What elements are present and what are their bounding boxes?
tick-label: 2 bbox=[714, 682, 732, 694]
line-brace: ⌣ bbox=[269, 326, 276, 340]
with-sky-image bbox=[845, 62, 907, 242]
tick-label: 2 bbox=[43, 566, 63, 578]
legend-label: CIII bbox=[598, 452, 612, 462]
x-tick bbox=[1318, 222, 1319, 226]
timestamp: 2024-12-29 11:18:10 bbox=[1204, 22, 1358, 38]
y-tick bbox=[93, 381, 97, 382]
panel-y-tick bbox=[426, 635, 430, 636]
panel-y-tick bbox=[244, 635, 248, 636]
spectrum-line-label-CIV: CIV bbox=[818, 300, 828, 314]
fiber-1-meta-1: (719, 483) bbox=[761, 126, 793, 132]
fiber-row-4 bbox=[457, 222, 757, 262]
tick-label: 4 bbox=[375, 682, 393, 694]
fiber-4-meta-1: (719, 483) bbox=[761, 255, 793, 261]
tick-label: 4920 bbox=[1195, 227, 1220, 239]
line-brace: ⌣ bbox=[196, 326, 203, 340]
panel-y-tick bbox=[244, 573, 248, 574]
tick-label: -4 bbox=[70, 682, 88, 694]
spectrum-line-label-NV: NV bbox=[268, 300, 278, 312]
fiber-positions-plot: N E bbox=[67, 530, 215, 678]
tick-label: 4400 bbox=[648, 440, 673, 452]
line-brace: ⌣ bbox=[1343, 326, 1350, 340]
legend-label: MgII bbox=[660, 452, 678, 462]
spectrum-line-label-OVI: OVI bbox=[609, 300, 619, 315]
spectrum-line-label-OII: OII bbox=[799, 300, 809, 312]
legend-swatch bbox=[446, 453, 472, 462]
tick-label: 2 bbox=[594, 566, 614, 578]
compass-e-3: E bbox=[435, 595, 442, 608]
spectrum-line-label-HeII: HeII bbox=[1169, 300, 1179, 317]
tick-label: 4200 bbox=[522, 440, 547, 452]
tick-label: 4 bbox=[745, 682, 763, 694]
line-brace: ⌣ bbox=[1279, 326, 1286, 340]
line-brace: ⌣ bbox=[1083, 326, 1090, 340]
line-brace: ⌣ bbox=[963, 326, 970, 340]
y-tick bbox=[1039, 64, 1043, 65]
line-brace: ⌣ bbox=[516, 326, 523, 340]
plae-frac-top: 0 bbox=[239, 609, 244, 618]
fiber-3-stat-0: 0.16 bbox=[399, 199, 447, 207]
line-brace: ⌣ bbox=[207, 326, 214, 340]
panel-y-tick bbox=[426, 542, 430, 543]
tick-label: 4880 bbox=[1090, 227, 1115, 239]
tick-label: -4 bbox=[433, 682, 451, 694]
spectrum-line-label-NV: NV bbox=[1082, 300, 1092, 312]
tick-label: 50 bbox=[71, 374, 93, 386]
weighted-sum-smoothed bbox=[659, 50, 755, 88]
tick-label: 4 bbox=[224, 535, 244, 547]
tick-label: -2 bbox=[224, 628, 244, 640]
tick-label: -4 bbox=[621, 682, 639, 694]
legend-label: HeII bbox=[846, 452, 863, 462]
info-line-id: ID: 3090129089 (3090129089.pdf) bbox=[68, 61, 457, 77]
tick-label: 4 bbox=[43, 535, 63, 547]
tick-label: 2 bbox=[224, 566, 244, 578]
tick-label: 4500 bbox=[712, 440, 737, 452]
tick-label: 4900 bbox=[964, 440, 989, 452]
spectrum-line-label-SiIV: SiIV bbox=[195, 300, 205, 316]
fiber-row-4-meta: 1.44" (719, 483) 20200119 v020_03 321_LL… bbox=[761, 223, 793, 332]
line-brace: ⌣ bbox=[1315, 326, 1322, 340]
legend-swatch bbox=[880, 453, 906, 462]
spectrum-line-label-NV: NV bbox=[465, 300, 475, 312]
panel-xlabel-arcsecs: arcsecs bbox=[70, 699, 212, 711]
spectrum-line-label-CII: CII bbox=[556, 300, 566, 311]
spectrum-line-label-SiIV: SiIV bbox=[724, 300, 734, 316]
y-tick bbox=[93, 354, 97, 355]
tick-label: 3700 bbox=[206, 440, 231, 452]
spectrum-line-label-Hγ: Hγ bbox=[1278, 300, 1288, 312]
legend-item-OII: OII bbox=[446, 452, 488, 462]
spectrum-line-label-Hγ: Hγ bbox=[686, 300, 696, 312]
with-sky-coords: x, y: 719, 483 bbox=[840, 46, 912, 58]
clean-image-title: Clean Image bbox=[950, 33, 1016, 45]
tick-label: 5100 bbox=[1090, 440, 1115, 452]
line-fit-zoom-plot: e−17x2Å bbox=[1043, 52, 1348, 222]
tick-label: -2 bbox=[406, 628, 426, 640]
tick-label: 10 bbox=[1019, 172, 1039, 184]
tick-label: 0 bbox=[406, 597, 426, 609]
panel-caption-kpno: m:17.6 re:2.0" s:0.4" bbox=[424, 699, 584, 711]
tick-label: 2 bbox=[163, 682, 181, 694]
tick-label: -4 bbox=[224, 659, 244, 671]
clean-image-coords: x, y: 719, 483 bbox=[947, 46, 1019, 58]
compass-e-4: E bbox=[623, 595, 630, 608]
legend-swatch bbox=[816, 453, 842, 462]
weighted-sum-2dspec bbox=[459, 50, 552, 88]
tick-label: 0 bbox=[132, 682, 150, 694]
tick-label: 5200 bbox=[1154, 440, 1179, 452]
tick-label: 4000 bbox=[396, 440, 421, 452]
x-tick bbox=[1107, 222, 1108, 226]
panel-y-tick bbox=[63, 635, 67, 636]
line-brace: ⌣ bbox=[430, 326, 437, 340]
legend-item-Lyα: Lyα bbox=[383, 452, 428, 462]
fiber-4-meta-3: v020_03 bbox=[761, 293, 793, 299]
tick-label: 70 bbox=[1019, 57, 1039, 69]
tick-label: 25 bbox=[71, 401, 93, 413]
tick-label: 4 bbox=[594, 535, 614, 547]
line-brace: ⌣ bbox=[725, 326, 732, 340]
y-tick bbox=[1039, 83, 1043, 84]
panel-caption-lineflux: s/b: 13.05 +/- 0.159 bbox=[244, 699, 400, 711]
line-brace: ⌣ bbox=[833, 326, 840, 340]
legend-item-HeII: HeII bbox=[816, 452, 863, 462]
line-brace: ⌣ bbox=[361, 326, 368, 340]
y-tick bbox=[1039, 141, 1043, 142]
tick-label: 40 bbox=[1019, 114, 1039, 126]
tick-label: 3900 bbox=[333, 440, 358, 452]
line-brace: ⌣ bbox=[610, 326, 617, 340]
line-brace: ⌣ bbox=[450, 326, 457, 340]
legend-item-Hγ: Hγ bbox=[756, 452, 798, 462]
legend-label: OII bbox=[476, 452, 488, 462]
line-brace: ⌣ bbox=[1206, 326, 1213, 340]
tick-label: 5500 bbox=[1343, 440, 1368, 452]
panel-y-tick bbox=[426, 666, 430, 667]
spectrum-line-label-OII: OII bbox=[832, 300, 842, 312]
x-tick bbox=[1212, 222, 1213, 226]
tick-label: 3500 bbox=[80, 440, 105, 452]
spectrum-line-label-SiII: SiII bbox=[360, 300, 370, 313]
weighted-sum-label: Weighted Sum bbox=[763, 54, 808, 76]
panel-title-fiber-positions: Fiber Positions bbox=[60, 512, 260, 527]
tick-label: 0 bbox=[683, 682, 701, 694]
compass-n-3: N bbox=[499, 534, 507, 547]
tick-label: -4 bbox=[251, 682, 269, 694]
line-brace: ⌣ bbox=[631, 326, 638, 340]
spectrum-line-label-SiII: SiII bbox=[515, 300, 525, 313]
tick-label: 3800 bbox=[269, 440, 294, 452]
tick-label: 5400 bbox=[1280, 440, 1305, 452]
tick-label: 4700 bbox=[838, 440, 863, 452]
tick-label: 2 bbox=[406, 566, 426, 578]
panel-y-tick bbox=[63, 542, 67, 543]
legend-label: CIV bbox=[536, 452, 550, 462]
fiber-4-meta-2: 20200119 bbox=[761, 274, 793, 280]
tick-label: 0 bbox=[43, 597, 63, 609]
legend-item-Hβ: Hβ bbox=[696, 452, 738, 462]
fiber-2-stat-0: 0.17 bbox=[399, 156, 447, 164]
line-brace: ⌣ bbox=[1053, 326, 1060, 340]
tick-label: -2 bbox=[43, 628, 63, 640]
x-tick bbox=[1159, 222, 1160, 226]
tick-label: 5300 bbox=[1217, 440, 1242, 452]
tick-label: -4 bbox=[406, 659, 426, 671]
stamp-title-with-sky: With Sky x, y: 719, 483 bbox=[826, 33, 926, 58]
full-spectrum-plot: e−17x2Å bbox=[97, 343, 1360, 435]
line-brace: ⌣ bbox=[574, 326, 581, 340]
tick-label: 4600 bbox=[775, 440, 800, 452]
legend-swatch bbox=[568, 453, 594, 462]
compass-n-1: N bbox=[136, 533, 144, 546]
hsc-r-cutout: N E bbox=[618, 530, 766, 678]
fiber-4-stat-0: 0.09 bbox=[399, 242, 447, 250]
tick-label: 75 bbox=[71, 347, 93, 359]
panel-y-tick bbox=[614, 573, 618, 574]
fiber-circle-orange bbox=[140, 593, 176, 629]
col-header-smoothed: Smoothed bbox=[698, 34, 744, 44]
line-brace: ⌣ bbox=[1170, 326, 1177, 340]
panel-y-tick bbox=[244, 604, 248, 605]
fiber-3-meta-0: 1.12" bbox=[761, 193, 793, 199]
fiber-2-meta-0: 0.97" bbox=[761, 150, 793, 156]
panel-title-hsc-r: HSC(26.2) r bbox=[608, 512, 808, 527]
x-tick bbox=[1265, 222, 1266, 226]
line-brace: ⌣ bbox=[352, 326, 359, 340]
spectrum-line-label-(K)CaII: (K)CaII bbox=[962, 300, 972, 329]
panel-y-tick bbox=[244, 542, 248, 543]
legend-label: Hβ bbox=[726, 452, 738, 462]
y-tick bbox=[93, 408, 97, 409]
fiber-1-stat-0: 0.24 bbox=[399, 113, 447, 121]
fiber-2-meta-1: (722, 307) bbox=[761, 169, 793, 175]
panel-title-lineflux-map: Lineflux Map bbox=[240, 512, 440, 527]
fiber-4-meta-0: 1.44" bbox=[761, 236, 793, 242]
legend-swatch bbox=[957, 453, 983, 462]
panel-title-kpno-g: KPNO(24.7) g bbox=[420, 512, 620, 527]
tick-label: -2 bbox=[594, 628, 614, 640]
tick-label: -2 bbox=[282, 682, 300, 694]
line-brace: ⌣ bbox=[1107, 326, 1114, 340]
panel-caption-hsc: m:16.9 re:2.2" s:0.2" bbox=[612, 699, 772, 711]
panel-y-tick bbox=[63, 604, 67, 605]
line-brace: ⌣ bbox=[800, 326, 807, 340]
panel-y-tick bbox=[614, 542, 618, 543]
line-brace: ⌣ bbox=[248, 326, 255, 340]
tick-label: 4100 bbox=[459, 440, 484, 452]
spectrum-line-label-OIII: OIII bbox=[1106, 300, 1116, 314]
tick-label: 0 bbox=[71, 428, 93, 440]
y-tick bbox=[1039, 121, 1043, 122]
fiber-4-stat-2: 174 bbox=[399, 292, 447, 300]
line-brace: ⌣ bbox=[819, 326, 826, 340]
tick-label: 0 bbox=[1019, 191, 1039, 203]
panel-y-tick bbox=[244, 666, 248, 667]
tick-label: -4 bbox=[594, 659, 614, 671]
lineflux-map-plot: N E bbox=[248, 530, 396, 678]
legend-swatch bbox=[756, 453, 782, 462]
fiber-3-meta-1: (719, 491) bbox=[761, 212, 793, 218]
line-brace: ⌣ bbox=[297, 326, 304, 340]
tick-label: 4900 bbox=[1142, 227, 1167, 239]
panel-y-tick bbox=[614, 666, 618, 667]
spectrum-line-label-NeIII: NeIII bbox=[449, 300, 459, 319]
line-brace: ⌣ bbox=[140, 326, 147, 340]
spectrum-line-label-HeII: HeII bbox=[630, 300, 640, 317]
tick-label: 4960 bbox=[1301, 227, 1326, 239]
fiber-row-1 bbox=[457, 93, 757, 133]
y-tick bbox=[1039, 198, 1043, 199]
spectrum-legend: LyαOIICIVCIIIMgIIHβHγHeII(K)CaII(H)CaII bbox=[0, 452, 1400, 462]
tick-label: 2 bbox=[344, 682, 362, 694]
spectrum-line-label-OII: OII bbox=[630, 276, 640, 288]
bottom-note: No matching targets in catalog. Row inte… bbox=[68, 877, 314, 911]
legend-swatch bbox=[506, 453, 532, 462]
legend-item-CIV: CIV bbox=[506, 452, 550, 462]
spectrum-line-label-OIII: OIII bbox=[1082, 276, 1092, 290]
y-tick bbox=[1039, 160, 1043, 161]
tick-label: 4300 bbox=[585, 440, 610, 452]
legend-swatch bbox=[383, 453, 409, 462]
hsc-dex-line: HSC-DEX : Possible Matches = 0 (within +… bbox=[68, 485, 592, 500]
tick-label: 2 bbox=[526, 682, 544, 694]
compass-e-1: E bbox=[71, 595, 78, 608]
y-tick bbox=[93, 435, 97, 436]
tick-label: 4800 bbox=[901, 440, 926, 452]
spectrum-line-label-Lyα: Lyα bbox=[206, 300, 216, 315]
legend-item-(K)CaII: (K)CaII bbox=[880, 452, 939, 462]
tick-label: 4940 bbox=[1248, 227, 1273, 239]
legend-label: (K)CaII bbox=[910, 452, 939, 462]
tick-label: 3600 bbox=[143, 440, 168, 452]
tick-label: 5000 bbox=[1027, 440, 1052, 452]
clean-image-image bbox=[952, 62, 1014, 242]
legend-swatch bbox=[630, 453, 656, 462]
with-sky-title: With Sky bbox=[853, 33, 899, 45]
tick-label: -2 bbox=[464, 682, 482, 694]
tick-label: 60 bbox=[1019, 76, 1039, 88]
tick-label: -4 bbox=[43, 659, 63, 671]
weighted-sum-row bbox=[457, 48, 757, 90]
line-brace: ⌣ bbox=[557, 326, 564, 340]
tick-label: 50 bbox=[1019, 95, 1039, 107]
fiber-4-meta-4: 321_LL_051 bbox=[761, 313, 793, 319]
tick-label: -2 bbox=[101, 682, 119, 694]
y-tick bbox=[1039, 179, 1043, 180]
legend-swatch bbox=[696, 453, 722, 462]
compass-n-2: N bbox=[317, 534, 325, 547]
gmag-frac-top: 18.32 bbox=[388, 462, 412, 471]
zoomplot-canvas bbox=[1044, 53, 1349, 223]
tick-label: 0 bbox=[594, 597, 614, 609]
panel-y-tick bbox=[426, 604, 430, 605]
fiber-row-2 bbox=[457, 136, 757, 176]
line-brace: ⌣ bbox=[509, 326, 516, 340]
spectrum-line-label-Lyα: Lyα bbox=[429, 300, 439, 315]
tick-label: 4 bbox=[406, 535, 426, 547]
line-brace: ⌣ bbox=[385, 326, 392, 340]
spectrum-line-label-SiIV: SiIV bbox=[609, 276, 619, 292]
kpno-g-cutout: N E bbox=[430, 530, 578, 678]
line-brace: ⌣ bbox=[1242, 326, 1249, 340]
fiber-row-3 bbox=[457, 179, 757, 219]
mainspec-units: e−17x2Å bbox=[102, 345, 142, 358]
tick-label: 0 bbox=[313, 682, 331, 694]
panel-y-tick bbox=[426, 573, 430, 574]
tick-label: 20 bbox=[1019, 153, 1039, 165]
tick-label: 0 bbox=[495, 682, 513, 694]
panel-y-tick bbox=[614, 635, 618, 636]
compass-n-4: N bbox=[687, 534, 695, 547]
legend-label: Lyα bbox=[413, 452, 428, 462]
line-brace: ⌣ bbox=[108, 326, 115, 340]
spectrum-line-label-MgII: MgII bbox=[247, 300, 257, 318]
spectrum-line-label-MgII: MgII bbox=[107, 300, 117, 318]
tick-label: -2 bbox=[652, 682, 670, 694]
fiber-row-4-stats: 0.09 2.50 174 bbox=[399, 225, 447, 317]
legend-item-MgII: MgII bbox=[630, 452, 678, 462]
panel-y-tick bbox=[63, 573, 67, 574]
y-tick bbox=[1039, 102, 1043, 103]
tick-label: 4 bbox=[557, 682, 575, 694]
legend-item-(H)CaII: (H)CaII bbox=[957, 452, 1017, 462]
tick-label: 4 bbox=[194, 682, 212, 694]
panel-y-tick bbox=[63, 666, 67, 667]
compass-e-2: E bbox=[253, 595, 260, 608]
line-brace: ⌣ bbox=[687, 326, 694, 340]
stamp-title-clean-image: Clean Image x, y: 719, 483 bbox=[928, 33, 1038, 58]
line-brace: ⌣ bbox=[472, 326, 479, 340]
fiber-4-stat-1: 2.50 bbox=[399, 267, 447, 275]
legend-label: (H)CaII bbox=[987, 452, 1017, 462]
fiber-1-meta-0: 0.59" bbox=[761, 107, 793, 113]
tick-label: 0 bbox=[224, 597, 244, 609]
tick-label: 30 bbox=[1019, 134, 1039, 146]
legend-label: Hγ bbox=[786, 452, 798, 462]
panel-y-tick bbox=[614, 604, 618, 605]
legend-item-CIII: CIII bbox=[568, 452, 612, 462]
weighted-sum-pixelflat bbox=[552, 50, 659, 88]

WRITTEN PROBLEM: Copy the items verbatim, beginning with the first line and ending with the line that contains "compass-e-3: E bbox=[435, 595, 442, 608]".

TASK RESULT:
What elements are present and what are their bounding boxes?
tick-label: 2 bbox=[714, 682, 732, 694]
line-brace: ⌣ bbox=[269, 326, 276, 340]
with-sky-image bbox=[845, 62, 907, 242]
tick-label: 2 bbox=[43, 566, 63, 578]
legend-label: CIII bbox=[598, 452, 612, 462]
x-tick bbox=[1318, 222, 1319, 226]
timestamp: 2024-12-29 11:18:10 bbox=[1204, 22, 1358, 38]
y-tick bbox=[93, 381, 97, 382]
panel-y-tick bbox=[426, 635, 430, 636]
panel-y-tick bbox=[244, 635, 248, 636]
spectrum-line-label-CIV: CIV bbox=[818, 300, 828, 314]
fiber-1-meta-1: (719, 483) bbox=[761, 126, 793, 132]
fiber-row-4 bbox=[457, 222, 757, 262]
tick-label: 4 bbox=[375, 682, 393, 694]
fiber-4-meta-1: (719, 483) bbox=[761, 255, 793, 261]
tick-label: 4920 bbox=[1195, 227, 1220, 239]
line-brace: ⌣ bbox=[196, 326, 203, 340]
panel-y-tick bbox=[244, 573, 248, 574]
tick-label: -4 bbox=[70, 682, 88, 694]
spectrum-line-label-NV: NV bbox=[268, 300, 278, 312]
fiber-positions-plot: N E bbox=[67, 530, 215, 678]
tick-label: 4400 bbox=[648, 440, 673, 452]
line-brace: ⌣ bbox=[1343, 326, 1350, 340]
legend-label: MgII bbox=[660, 452, 678, 462]
spectrum-line-label-OVI: OVI bbox=[609, 300, 619, 315]
spectrum-line-label-OII: OII bbox=[799, 300, 809, 312]
legend-swatch bbox=[446, 453, 472, 462]
tick-label: 2 bbox=[594, 566, 614, 578]
compass-e-3: E bbox=[435, 595, 442, 608]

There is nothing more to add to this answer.